__Source text__:
|Denis Rancourt at the Supreme Court entrance to the Registry, on September 28, 2015|
The defendant, then appellant, now applicant Denis Rancourt today served and filed an Application for leave to appeal to the Supreme Court of Canada requesting an appeal from the recent judgment of the Court of Appeal for Ontario in the St. Lewis v. Rancourt defamation case.
The full 343-page Application is publicly posted HERE-LINK, or HERE-PDF.
A summary of the Application is:
SUMMARY -- The appellate court showed animus toward the applicant. ●The appellate court made a new repressive law that allows permanent gag orders against persons with limited financial means. ●The appellate court approved the trial judge’s decision to disregard all evidence in the applicant’s favour because it was introduced by the other side. ●The appellate court ignored the applicant’s constitutional ground against the large costs for trial. ●The appellate court decided that the trial judge’s financial and emotional ties with the other side did not give an appearance of bias, and failed to consider whether the trial judge’s in-court statements show bias. ●This occurred in an appeal where the applicant could not complete his submissions due to being interrupted many times because he chose to speak in French.
The Application raises the following questions of national importance:
(i) Is the common-law “Astley test” used in ordering permanent injunctions against unknown expression following findings of defamation constitutional and consistent with Canada’s obligations pursuant to the International Covenant on Civil and Political Rights, and was the applicant’s right of freedom of expression thereby violated by the permanent injunction?
(ii) Under what conditions, if any, can a judge disregard evidence on the trial record because one party did not “call” or “introduce” it, in deciding whether to put defences to the jury, and were the applicant’s Charter rights of a fair trial and of freedom of expression thereby infringed or denied by the lower courts themselves?
(iii) Under what conditions are costs of trial ordered against a defendant in a defamation action unconstitutional and incompatible with Canada’s obligations pursuant to the International Covenant on Civil and Political Rights, and did the lower courts themselves violate the applicant’s right of freedom of expression with costs?

__Available data__:
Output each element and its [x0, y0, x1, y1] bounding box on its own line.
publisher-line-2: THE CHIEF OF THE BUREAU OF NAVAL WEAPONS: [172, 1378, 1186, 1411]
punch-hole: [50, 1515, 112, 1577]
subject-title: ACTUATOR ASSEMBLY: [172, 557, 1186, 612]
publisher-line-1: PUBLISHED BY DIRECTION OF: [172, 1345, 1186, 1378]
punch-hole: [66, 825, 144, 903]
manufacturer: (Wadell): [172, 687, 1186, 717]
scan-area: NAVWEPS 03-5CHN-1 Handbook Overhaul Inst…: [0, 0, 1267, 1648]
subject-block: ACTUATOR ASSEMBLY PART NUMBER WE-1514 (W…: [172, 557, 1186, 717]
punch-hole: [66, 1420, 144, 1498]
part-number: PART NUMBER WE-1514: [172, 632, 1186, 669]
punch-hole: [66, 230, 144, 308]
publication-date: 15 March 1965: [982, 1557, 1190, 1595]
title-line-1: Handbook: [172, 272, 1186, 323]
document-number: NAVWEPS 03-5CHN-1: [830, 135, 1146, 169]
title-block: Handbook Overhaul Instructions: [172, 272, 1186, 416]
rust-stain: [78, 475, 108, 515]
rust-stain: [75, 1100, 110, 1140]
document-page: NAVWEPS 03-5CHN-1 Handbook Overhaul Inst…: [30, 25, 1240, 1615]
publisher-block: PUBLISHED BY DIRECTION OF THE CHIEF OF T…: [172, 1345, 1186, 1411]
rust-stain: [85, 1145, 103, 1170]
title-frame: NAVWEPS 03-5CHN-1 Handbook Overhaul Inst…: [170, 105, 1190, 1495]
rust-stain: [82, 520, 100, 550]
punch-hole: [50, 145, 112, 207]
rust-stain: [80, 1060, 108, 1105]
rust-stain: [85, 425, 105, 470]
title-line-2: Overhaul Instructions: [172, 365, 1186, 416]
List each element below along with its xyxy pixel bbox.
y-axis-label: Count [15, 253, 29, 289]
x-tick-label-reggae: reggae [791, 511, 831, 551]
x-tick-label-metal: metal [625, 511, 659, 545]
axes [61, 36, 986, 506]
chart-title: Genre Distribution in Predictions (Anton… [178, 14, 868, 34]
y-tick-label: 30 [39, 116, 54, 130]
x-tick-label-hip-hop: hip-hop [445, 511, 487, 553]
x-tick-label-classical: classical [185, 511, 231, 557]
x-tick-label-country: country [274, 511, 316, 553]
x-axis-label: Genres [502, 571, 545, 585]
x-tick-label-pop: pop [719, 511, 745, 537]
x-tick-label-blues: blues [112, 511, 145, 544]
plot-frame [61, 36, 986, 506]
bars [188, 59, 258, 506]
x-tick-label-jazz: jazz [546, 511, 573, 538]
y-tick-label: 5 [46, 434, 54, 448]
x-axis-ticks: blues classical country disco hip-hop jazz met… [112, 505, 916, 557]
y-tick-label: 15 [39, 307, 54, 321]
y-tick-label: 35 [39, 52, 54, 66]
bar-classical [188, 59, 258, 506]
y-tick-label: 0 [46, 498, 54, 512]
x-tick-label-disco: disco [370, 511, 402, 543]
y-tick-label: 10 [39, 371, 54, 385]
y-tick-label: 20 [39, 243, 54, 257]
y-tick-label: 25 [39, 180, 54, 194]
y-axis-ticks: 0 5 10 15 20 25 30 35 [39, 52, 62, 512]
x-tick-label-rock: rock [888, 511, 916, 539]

__What you will do__: Copy word for word the portion of the text on Denis Rancourt's Supreme Court application that opens with the words containing "The Application raises" and closes with "lower courts themselves?". The records aren't needed for this work.

__Answer to the exercise__:
The Application raises the following questions of national importance:
(i) Is the common-law “Astley test” used in ordering permanent injunctions against unknown expression following findings of defamation constitutional and consistent with Canada’s obligations pursuant to the International Covenant on Civil and Political Rights, and was the applicant’s right of freedom of expression thereby violated by the permanent injunction?
(ii) Under what conditions, if any, can a judge disregard evidence on the trial record because one party did not “call” or “introduce” it, in deciding whether to put defences to the jury, and were the applicant’s Charter rights of a fair trial and of freedom of expression thereby infringed or denied by the lower courts themselves?